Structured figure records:
-------

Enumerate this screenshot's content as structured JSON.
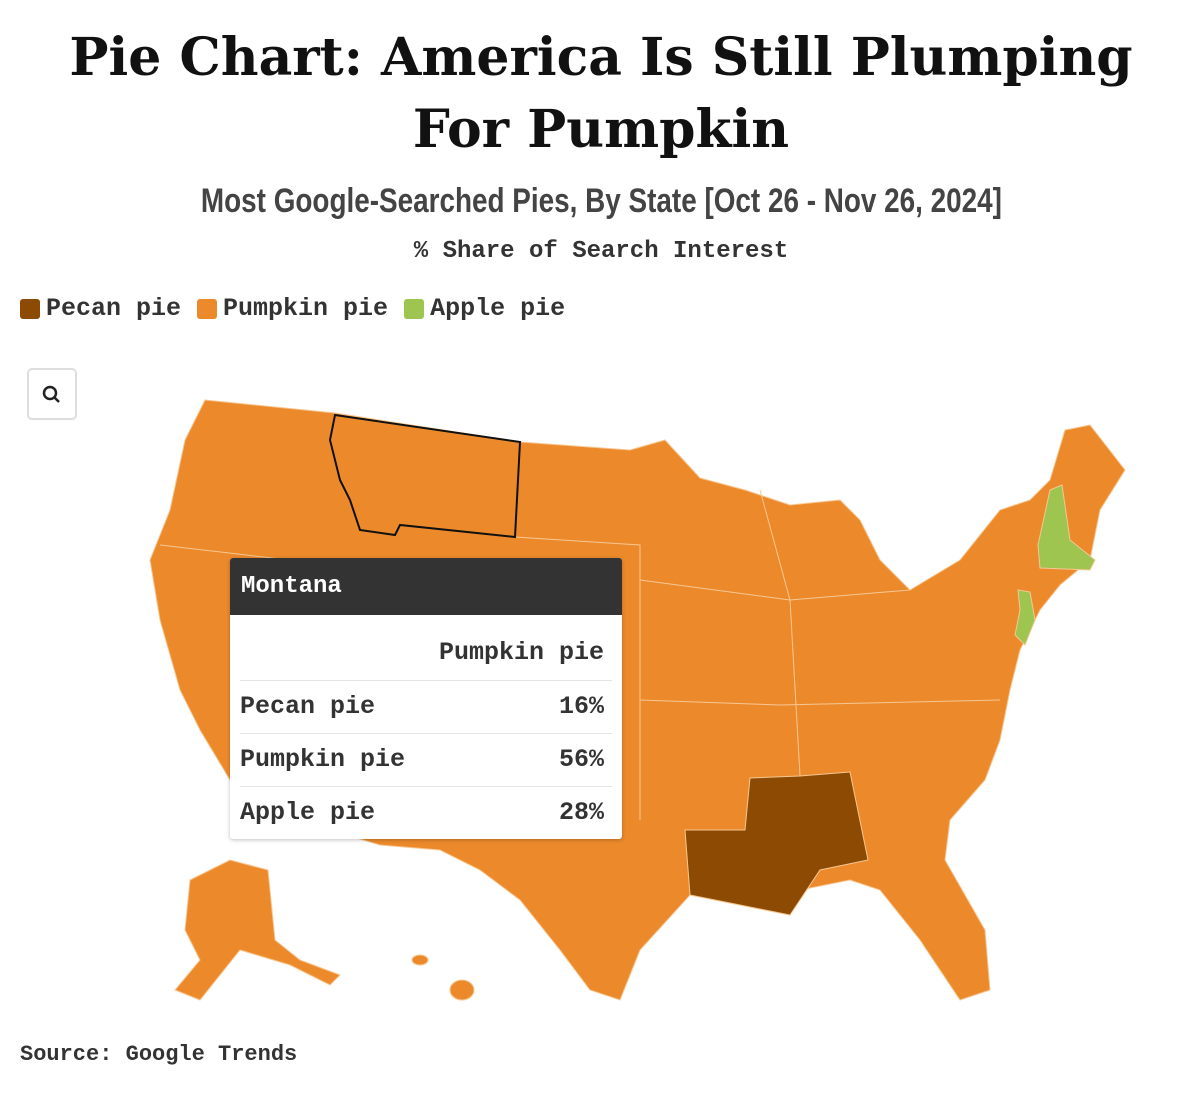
{
  "header": {
    "title": "Pie Chart: America Is Still Plumping For Pumpkin",
    "subtitle": "Most Google-Searched Pies, By State [Oct 26 - Nov 26, 2024]",
    "unit_note": "% Share of Search Interest"
  },
  "legend": [
    {
      "name": "Pecan pie",
      "color": "#8c4a02"
    },
    {
      "name": "Pumpkin pie",
      "color": "#ec8a2b"
    },
    {
      "name": "Apple pie",
      "color": "#9dc550"
    }
  ],
  "tooltip": {
    "state": "Montana",
    "column_header": "Pumpkin pie",
    "rows": [
      {
        "label": "Pecan pie",
        "value": "16%"
      },
      {
        "label": "Pumpkin pie",
        "value": "56%"
      },
      {
        "label": "Apple pie",
        "value": "28%"
      }
    ]
  },
  "source": "Source: Google Trends"
}
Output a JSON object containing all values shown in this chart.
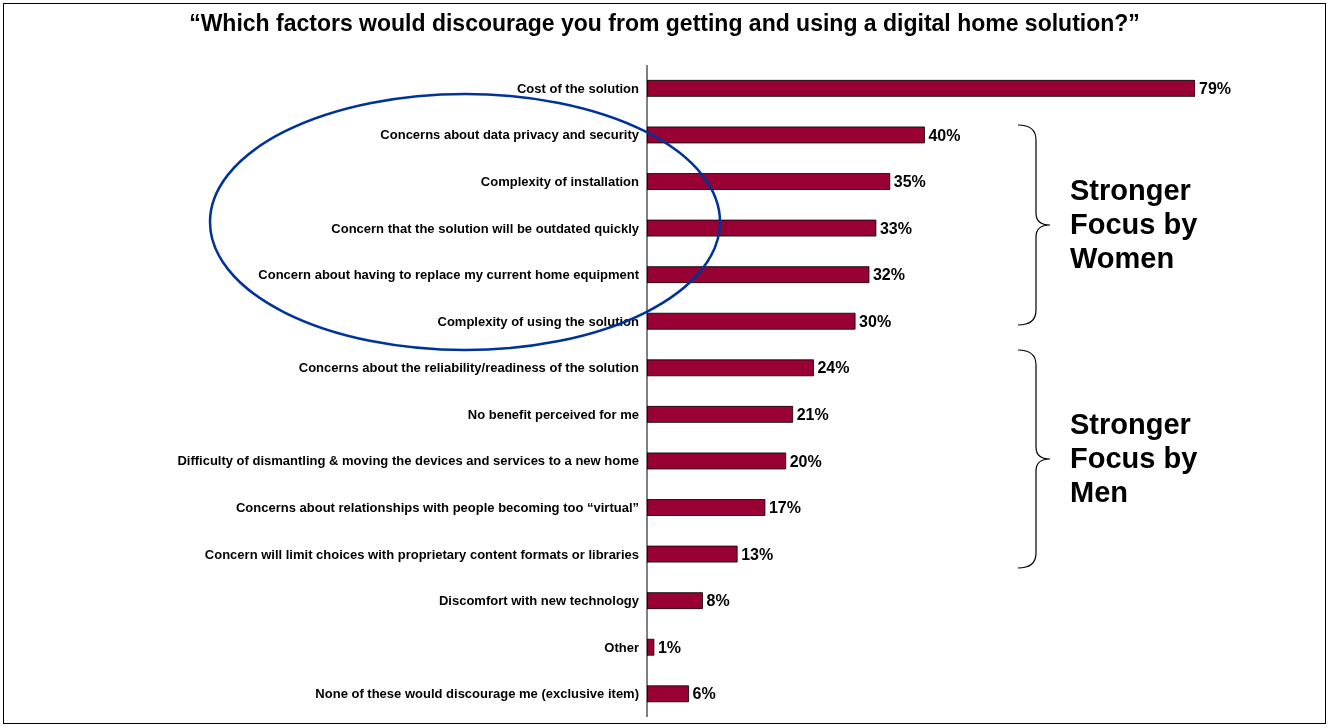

-------

Pictures don't belong in the copy. Transcribe every record exactly as it appears.

Enumerate this screenshot's content as structured JSON.
{
  "header": {
    "title": "Pie Chart: America Is Still Plumping For Pumpkin",
    "subtitle": "Most Google-Searched Pies, By State [Oct 26 - Nov 26, 2024]",
    "unit_note": "% Share of Search Interest"
  },
  "legend": [
    {
      "name": "Pecan pie",
      "color": "#8c4a02"
    },
    {
      "name": "Pumpkin pie",
      "color": "#ec8a2b"
    },
    {
      "name": "Apple pie",
      "color": "#9dc550"
    }
  ],
  "tooltip": {
    "state": "Montana",
    "column_header": "Pumpkin pie",
    "rows": [
      {
        "label": "Pecan pie",
        "value": "16%"
      },
      {
        "label": "Pumpkin pie",
        "value": "56%"
      },
      {
        "label": "Apple pie",
        "value": "28%"
      }
    ]
  },
  "source": "Source: Google Trends"
}
Output a JSON object containing all values shown in this chart.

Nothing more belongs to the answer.